▽

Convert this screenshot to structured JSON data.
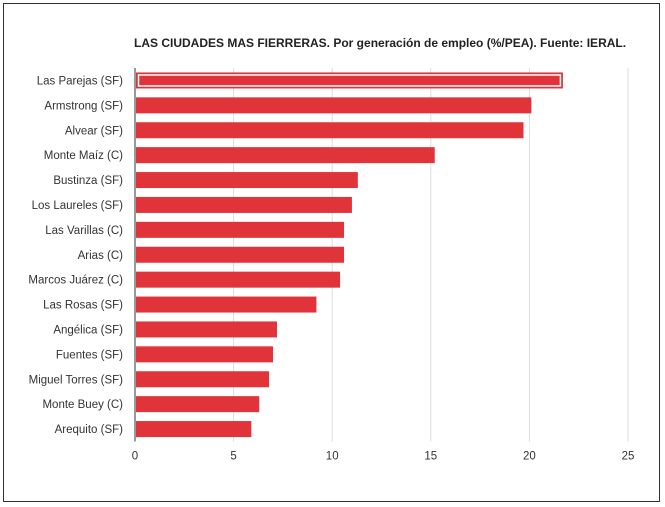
{
  "chart_data": {
    "type": "bar",
    "orientation": "horizontal",
    "title": "LAS CIUDADES MAS FIERRERAS. Por generación de empleo (%/PEA). Fuente: IERAL.",
    "categories": [
      "Las Parejas (SF)",
      "Armstrong (SF)",
      "Alvear (SF)",
      "Monte Maíz (C)",
      "Bustinza (SF)",
      "Los Laureles (SF)",
      "Las Varillas (C)",
      "Arias (C)",
      "Marcos Juárez (C)",
      "Las Rosas (SF)",
      "Angélica (SF)",
      "Fuentes (SF)",
      "Miguel Torres (SF)",
      "Monte Buey (C)",
      "Arequito (SF)"
    ],
    "values": [
      21.7,
      20.1,
      19.7,
      15.2,
      11.3,
      11.0,
      10.6,
      10.6,
      10.4,
      9.2,
      7.2,
      7.0,
      6.8,
      6.3,
      5.9
    ],
    "xlim": [
      0,
      25
    ],
    "xticks": [
      "0",
      "5",
      "10",
      "15",
      "20",
      "25"
    ],
    "grid": true,
    "bar_color": "#e0343a",
    "highlight_index": 0
  }
}
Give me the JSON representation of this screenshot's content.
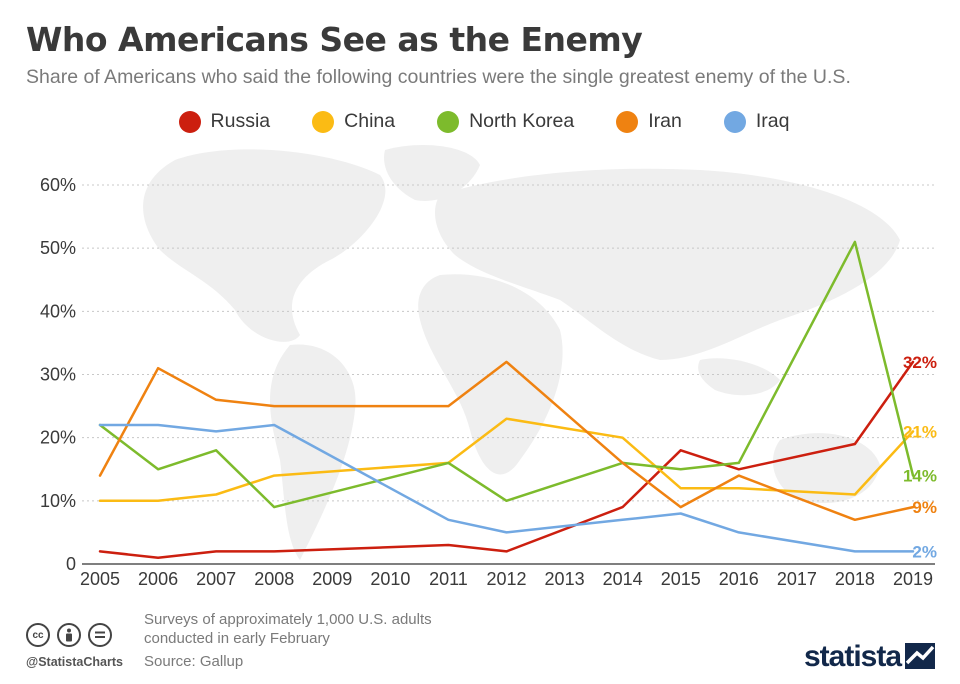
{
  "header": {
    "title": "Who Americans See as the Enemy",
    "subtitle": "Share of Americans who said the following countries were the single greatest enemy of the U.S."
  },
  "legend": [
    {
      "label": "Russia",
      "color": "#cc1f0f"
    },
    {
      "label": "China",
      "color": "#fbbb14"
    },
    {
      "label": "North Korea",
      "color": "#7dbb2c"
    },
    {
      "label": "Iran",
      "color": "#ef8211"
    },
    {
      "label": "Iraq",
      "color": "#72a8e2"
    }
  ],
  "chart_data": {
    "type": "line",
    "title": "Who Americans See as the Enemy",
    "subtitle": "Share of Americans who said the following countries were the single greatest enemy of the U.S.",
    "x": [
      "2005",
      "2006",
      "2007",
      "2008",
      "2009",
      "2010",
      "2011",
      "2012",
      "2013",
      "2014",
      "2015",
      "2016",
      "2017",
      "2018",
      "2019"
    ],
    "ylim": [
      0,
      60
    ],
    "yticks": [
      "0",
      "10%",
      "20%",
      "30%",
      "40%",
      "50%",
      "60%"
    ],
    "grid": true,
    "legend_position": "top",
    "series": [
      {
        "name": "Russia",
        "color": "#cc1f0f",
        "values": [
          2,
          1,
          2,
          2,
          null,
          null,
          3,
          2,
          null,
          9,
          18,
          15,
          null,
          19,
          32
        ],
        "end_label": "32%"
      },
      {
        "name": "China",
        "color": "#fbbb14",
        "values": [
          10,
          10,
          11,
          14,
          null,
          null,
          16,
          23,
          null,
          20,
          12,
          12,
          null,
          11,
          21
        ],
        "end_label": "21%"
      },
      {
        "name": "North Korea",
        "color": "#7dbb2c",
        "values": [
          22,
          15,
          18,
          9,
          null,
          null,
          16,
          10,
          null,
          16,
          15,
          16,
          null,
          51,
          14
        ],
        "end_label": "14%"
      },
      {
        "name": "Iran",
        "color": "#ef8211",
        "values": [
          14,
          31,
          26,
          25,
          null,
          null,
          25,
          32,
          null,
          16,
          9,
          14,
          null,
          7,
          9
        ],
        "end_label": "9%"
      },
      {
        "name": "Iraq",
        "color": "#72a8e2",
        "values": [
          22,
          22,
          21,
          22,
          null,
          null,
          7,
          5,
          null,
          7,
          8,
          5,
          null,
          2,
          2
        ],
        "end_label": "2%"
      }
    ]
  },
  "footer": {
    "note": "Surveys of approximately 1,000 U.S. adults conducted in early February",
    "source": "Source: Gallup",
    "handle": "@StatistaCharts",
    "brand": "statista"
  }
}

△

:: Description of the task ::
The records above must be echoed exactly, minus their pictures.

:: Result ::
Convert this screenshot to structured JSON data.
{
  "chart_data": {
    "type": "bar",
    "orientation": "horizontal",
    "title": "LAS CIUDADES MAS FIERRERAS. Por generación de empleo (%/PEA). Fuente: IERAL.",
    "categories": [
      "Las Parejas (SF)",
      "Armstrong (SF)",
      "Alvear (SF)",
      "Monte Maíz (C)",
      "Bustinza (SF)",
      "Los Laureles (SF)",
      "Las Varillas (C)",
      "Arias (C)",
      "Marcos Juárez (C)",
      "Las Rosas (SF)",
      "Angélica (SF)",
      "Fuentes (SF)",
      "Miguel Torres (SF)",
      "Monte Buey (C)",
      "Arequito (SF)"
    ],
    "values": [
      21.7,
      20.1,
      19.7,
      15.2,
      11.3,
      11.0,
      10.6,
      10.6,
      10.4,
      9.2,
      7.2,
      7.0,
      6.8,
      6.3,
      5.9
    ],
    "xlim": [
      0,
      25
    ],
    "xticks": [
      "0",
      "5",
      "10",
      "15",
      "20",
      "25"
    ],
    "grid": true,
    "bar_color": "#e0343a",
    "highlight_index": 0
  }
}
Give me the JSON representation of this screenshot's content.
{
  "header": {
    "title": "Who Americans See as the Enemy",
    "subtitle": "Share of Americans who said the following countries were the single greatest enemy of the U.S."
  },
  "legend": [
    {
      "label": "Russia",
      "color": "#cc1f0f"
    },
    {
      "label": "China",
      "color": "#fbbb14"
    },
    {
      "label": "North Korea",
      "color": "#7dbb2c"
    },
    {
      "label": "Iran",
      "color": "#ef8211"
    },
    {
      "label": "Iraq",
      "color": "#72a8e2"
    }
  ],
  "chart_data": {
    "type": "line",
    "title": "Who Americans See as the Enemy",
    "subtitle": "Share of Americans who said the following countries were the single greatest enemy of the U.S.",
    "x": [
      "2005",
      "2006",
      "2007",
      "2008",
      "2009",
      "2010",
      "2011",
      "2012",
      "2013",
      "2014",
      "2015",
      "2016",
      "2017",
      "2018",
      "2019"
    ],
    "ylim": [
      0,
      60
    ],
    "yticks": [
      "0",
      "10%",
      "20%",
      "30%",
      "40%",
      "50%",
      "60%"
    ],
    "grid": true,
    "legend_position": "top",
    "series": [
      {
        "name": "Russia",
        "color": "#cc1f0f",
        "values": [
          2,
          1,
          2,
          2,
          null,
          null,
          3,
          2,
          null,
          9,
          18,
          15,
          null,
          19,
          32
        ],
        "end_label": "32%"
      },
      {
        "name": "China",
        "color": "#fbbb14",
        "values": [
          10,
          10,
          11,
          14,
          null,
          null,
          16,
          23,
          null,
          20,
          12,
          12,
          null,
          11,
          21
        ],
        "end_label": "21%"
      },
      {
        "name": "North Korea",
        "color": "#7dbb2c",
        "values": [
          22,
          15,
          18,
          9,
          null,
          null,
          16,
          10,
          null,
          16,
          15,
          16,
          null,
          51,
          14
        ],
        "end_label": "14%"
      },
      {
        "name": "Iran",
        "color": "#ef8211",
        "values": [
          14,
          31,
          26,
          25,
          null,
          null,
          25,
          32,
          null,
          16,
          9,
          14,
          null,
          7,
          9
        ],
        "end_label": "9%"
      },
      {
        "name": "Iraq",
        "color": "#72a8e2",
        "values": [
          22,
          22,
          21,
          22,
          null,
          null,
          7,
          5,
          null,
          7,
          8,
          5,
          null,
          2,
          2
        ],
        "end_label": "2%"
      }
    ]
  },
  "footer": {
    "note": "Surveys of approximately 1,000 U.S. adults conducted in early February",
    "source": "Source: Gallup",
    "handle": "@StatistaCharts",
    "brand": "statista"
  }
}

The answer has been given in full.